§ Exercise directions
All lines in which the word "structure" occurs are to be extracted.

--------------------------------------------------

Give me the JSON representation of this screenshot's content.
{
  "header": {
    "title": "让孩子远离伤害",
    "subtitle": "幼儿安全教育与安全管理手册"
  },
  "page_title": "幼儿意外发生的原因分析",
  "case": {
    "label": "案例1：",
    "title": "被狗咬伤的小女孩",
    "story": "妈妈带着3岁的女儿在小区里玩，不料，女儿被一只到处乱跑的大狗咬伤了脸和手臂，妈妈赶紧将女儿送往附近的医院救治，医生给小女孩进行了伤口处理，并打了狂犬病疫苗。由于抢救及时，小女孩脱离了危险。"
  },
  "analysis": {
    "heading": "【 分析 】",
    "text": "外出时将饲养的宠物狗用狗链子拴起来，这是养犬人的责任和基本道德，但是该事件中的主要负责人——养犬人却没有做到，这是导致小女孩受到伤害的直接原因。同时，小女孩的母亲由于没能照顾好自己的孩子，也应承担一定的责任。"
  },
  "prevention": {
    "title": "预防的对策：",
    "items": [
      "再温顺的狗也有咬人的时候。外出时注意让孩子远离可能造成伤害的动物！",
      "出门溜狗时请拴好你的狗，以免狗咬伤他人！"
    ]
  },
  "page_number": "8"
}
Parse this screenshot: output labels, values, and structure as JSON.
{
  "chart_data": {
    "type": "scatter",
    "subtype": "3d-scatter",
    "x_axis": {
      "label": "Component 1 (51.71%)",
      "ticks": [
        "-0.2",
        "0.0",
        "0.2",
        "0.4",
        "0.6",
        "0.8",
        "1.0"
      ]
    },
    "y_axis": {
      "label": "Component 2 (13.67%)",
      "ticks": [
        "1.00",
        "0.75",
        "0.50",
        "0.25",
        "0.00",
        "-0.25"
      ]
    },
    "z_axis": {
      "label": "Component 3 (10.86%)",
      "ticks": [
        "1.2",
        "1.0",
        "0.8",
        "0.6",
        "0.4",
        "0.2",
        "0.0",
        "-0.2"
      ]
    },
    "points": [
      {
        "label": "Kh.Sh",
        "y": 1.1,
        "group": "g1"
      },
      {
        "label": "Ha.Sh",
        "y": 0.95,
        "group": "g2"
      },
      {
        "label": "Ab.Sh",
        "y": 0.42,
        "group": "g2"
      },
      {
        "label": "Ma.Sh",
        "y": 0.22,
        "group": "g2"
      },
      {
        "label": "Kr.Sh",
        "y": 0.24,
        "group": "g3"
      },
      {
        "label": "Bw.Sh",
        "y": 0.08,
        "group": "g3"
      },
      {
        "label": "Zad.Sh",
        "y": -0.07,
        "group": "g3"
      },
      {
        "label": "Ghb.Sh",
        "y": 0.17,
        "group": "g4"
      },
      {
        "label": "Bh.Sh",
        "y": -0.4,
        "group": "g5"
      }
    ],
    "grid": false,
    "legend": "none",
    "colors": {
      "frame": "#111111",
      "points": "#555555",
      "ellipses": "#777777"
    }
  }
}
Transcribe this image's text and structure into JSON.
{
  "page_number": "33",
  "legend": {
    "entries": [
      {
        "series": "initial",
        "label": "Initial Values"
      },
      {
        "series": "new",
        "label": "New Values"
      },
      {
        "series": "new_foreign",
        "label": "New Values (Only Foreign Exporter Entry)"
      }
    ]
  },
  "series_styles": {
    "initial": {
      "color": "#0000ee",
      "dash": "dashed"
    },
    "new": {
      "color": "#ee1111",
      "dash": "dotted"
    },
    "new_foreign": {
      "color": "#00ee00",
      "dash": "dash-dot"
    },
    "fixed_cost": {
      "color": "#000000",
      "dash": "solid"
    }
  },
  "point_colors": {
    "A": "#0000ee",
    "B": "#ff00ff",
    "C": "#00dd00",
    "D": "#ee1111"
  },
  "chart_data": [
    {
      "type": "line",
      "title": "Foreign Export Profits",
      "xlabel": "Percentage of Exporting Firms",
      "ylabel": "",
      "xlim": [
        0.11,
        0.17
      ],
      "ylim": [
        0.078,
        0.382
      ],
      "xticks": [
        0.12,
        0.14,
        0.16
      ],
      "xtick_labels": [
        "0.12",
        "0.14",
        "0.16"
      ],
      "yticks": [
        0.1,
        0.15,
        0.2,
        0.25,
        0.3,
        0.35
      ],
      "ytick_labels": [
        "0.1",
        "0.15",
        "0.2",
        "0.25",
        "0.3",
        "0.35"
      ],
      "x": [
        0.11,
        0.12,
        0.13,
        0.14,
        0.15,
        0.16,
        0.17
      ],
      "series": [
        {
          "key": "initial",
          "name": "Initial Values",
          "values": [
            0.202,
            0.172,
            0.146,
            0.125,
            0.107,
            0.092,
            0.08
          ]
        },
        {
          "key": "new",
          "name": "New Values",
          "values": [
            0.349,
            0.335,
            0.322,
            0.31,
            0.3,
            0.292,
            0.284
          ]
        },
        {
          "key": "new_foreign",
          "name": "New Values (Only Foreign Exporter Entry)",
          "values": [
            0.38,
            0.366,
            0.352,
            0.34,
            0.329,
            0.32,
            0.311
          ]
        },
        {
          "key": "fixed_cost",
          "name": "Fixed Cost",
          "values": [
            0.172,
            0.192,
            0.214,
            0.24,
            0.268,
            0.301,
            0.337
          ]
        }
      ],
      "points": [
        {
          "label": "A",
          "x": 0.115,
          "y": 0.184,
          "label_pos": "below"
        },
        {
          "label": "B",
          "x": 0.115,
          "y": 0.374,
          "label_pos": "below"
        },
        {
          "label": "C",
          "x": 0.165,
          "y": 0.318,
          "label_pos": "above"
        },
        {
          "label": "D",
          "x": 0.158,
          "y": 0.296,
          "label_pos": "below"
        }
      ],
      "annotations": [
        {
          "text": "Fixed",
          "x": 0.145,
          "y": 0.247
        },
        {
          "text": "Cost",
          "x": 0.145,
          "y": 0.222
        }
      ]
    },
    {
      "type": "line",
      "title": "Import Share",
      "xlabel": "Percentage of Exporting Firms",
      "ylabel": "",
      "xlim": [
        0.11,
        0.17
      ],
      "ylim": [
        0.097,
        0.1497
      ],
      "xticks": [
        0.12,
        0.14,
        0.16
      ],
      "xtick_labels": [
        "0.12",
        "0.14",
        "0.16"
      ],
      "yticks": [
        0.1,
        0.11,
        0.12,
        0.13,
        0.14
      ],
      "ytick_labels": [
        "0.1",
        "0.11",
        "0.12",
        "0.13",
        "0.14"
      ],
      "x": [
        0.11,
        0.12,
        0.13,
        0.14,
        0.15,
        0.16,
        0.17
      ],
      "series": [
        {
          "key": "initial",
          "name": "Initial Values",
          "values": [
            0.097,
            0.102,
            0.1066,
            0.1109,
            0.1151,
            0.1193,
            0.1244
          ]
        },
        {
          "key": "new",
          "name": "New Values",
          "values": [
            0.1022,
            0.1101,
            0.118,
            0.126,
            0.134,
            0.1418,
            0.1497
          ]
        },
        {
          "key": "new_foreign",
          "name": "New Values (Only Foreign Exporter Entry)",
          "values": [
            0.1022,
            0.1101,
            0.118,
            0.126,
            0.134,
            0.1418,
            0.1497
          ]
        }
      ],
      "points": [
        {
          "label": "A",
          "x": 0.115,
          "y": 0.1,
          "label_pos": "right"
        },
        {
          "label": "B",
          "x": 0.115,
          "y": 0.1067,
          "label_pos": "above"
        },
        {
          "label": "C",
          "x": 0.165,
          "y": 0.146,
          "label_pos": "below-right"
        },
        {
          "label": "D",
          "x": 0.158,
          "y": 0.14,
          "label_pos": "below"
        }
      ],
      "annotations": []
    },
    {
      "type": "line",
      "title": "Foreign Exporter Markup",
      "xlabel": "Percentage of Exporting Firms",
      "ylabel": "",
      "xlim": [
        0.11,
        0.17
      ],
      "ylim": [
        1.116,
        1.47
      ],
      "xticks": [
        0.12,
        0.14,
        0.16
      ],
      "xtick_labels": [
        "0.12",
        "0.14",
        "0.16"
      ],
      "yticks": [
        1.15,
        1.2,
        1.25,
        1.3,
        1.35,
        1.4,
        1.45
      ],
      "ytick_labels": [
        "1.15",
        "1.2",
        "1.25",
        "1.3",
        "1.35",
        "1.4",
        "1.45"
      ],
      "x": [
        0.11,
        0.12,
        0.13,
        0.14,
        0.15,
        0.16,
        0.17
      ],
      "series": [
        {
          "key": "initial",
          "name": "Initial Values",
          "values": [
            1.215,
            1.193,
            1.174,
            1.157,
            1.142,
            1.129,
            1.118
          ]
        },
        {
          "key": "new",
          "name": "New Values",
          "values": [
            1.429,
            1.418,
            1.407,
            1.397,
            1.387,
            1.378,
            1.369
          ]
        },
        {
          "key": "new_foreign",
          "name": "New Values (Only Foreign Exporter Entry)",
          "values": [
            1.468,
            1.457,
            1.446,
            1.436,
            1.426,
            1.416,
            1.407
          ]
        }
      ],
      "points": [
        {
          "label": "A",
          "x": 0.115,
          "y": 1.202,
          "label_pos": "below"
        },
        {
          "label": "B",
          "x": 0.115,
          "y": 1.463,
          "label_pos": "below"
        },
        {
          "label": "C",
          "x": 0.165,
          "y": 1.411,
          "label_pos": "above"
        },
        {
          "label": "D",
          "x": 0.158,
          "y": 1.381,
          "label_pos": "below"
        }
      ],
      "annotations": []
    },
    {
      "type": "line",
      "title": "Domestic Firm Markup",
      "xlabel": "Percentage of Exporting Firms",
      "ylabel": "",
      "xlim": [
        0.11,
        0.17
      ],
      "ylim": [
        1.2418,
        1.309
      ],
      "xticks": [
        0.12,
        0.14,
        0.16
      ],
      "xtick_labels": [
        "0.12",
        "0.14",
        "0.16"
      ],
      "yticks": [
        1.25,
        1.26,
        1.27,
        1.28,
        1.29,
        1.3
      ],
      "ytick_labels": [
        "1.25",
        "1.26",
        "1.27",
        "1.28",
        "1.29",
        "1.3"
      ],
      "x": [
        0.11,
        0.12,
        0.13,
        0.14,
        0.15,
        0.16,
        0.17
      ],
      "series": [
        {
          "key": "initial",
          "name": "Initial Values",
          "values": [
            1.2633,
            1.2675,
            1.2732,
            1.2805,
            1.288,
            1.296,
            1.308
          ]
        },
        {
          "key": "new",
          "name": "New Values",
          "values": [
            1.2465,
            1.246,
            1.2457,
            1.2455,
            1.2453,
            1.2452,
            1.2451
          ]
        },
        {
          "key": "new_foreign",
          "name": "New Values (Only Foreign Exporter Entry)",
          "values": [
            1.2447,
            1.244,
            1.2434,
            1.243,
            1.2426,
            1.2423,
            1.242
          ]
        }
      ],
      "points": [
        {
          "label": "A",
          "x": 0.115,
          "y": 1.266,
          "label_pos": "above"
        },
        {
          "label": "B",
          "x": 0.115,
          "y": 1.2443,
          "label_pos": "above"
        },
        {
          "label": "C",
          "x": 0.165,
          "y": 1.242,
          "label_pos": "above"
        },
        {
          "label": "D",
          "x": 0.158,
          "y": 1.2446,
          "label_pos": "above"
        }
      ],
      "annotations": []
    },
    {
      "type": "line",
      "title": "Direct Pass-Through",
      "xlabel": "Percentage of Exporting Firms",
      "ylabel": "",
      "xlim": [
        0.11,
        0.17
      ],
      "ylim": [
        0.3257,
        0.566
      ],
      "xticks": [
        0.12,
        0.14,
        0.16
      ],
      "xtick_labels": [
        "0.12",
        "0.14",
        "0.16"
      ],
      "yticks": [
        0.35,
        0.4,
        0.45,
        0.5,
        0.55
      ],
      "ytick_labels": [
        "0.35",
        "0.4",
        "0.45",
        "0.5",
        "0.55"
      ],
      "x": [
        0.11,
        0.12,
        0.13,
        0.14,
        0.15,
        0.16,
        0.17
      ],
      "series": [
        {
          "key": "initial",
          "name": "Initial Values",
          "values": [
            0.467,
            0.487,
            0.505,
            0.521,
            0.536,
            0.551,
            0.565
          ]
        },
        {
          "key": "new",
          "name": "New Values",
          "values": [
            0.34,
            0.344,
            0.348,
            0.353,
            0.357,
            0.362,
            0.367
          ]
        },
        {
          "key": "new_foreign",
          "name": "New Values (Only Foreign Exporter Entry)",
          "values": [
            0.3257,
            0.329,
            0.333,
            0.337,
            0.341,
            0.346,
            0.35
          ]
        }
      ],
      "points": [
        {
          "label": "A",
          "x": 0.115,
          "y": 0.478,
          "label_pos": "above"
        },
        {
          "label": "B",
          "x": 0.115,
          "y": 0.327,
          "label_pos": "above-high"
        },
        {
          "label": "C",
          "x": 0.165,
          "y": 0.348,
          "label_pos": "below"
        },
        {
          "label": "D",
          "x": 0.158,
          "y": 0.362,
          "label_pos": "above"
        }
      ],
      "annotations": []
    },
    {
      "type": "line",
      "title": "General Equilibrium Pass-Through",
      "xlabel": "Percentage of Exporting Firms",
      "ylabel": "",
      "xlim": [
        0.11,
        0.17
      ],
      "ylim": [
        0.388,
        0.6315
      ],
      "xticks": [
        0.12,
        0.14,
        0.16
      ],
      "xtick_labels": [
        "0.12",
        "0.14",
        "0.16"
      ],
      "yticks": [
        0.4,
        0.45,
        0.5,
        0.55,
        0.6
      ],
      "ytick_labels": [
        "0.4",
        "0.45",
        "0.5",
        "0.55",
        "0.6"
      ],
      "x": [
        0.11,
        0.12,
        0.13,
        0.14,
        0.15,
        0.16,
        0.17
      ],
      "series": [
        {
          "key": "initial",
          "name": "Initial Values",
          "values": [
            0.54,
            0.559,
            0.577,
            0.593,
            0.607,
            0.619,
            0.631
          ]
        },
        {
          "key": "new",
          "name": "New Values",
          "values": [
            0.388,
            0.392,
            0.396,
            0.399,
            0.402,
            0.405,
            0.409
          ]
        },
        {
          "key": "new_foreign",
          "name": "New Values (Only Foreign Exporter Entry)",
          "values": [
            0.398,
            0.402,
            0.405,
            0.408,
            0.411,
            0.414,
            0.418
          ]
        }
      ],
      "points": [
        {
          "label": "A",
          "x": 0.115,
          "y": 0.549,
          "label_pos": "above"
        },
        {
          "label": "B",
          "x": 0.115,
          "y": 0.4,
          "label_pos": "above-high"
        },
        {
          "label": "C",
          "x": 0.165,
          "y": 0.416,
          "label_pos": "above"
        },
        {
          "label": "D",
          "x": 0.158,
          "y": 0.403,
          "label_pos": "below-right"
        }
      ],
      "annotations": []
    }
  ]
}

--------------------------------------------------

§ Answer below
Parse this screenshot: output labels, values, and structure as JSON.
Transcribe this image's text and structure into JSON.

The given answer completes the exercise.